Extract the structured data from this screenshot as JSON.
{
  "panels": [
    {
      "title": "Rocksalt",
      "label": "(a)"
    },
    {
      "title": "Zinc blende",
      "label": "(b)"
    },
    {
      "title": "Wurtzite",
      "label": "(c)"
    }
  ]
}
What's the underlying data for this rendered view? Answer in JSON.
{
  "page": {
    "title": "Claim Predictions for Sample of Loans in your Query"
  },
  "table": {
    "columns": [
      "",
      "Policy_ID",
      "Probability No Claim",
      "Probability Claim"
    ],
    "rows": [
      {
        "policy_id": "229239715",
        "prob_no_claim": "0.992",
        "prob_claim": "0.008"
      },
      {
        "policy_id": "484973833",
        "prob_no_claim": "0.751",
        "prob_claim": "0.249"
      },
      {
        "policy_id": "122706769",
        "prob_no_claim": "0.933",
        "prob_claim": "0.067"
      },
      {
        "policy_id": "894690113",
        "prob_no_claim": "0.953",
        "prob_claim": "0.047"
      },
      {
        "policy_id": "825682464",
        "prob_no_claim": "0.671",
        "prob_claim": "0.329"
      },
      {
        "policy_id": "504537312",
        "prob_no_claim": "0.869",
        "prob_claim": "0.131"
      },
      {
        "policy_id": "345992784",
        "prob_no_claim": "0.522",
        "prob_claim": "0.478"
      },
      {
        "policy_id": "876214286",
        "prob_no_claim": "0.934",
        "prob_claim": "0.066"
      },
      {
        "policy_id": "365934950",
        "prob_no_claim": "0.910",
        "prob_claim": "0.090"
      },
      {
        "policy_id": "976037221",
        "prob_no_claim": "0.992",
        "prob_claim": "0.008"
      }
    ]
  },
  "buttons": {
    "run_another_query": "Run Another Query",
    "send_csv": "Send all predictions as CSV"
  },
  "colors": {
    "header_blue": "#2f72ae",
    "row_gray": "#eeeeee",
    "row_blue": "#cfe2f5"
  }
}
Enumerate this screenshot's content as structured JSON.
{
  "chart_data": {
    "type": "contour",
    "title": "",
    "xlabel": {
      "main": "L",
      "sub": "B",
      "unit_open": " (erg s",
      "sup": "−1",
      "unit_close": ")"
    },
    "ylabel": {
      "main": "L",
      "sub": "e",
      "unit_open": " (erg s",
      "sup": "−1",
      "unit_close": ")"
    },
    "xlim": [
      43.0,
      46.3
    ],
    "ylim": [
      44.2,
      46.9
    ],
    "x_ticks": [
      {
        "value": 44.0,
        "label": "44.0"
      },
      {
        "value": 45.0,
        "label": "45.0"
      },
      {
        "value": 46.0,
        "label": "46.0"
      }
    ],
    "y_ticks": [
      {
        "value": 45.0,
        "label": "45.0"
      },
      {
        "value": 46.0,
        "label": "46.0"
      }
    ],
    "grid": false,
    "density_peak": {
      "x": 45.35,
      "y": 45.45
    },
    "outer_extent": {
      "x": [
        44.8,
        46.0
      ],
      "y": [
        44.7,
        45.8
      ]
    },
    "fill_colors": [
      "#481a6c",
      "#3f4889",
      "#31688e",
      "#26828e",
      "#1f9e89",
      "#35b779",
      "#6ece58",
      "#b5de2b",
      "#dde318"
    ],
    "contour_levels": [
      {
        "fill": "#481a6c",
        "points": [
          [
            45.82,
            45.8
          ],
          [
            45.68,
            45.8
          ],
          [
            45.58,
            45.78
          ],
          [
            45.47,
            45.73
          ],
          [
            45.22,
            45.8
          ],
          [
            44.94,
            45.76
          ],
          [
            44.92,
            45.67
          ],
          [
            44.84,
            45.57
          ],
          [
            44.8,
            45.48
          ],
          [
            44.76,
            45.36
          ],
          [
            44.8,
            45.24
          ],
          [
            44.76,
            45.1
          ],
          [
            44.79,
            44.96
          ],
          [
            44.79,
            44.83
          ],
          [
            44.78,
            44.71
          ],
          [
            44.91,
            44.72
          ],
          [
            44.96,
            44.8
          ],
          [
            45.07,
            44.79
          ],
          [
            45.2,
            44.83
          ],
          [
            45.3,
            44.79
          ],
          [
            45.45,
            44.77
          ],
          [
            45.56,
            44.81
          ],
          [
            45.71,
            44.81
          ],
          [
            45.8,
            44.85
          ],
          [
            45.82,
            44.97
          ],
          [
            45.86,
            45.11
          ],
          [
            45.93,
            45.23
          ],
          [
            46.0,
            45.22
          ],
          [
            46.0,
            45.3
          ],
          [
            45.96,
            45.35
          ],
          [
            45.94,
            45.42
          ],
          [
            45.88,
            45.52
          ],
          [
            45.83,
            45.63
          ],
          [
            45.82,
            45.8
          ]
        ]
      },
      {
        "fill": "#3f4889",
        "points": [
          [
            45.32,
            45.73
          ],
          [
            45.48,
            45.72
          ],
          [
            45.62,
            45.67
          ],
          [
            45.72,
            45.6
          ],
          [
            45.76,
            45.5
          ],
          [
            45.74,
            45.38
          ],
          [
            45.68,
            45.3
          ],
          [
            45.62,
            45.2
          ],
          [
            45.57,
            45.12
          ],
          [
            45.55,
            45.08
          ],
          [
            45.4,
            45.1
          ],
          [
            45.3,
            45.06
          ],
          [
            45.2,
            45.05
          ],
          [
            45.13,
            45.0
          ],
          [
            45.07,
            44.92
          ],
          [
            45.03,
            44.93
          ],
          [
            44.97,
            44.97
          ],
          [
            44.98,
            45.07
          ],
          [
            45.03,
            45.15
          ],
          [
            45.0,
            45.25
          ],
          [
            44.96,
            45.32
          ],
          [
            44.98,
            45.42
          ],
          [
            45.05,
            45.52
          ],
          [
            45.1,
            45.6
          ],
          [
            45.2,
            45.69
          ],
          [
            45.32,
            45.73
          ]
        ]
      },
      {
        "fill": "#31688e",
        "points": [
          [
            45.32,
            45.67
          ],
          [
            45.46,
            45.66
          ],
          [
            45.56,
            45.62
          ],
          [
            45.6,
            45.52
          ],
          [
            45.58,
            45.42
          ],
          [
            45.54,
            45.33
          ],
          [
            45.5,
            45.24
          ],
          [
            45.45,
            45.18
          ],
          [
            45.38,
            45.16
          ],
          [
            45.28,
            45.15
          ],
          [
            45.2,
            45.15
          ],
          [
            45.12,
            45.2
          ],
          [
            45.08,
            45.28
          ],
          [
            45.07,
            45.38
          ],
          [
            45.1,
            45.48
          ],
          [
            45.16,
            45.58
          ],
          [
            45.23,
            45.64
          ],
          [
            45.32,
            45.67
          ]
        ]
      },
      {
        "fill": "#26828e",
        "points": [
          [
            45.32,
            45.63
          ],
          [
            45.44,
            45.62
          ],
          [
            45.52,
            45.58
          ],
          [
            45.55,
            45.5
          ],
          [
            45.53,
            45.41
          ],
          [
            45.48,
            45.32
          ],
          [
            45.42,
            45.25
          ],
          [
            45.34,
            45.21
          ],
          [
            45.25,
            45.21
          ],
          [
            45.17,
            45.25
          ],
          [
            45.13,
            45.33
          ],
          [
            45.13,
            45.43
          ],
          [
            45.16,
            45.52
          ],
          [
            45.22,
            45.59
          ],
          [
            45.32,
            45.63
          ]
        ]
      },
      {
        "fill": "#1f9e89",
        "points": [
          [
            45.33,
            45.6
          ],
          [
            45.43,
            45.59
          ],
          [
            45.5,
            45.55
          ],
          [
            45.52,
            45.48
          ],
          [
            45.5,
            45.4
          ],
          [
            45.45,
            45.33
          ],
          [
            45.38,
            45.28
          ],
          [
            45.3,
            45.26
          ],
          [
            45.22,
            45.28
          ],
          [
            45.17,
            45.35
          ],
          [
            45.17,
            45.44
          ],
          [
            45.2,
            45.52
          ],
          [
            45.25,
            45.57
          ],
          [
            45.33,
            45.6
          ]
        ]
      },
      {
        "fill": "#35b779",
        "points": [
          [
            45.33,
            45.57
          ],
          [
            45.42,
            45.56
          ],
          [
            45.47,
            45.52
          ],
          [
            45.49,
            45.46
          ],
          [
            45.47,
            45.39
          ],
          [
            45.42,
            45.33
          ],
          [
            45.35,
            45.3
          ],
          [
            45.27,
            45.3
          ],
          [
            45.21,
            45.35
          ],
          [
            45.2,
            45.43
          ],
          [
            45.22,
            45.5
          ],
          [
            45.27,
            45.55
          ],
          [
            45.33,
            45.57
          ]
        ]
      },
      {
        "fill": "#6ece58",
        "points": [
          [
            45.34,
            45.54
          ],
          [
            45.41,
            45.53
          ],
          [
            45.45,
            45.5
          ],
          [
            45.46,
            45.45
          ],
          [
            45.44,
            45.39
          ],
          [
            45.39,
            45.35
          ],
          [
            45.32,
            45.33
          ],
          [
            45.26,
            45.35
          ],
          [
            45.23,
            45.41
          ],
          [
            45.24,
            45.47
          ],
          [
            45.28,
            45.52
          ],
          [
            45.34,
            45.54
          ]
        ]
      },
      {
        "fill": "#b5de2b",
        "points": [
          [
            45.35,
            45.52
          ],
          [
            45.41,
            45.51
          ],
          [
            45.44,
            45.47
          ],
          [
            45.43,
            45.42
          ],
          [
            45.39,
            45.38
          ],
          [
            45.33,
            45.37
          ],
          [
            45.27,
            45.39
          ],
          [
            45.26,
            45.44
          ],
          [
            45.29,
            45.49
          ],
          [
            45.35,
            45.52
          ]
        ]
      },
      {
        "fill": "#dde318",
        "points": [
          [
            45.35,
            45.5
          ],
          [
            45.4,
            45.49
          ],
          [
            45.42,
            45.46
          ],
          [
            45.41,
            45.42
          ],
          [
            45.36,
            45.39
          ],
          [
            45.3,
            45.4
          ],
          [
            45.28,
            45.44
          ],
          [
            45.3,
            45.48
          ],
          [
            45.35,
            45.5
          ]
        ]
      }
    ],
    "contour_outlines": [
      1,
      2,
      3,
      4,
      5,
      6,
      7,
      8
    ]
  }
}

* Exercise: What count of lines in the listing contain the word "Query"? Reply with the number only.

* Response: 2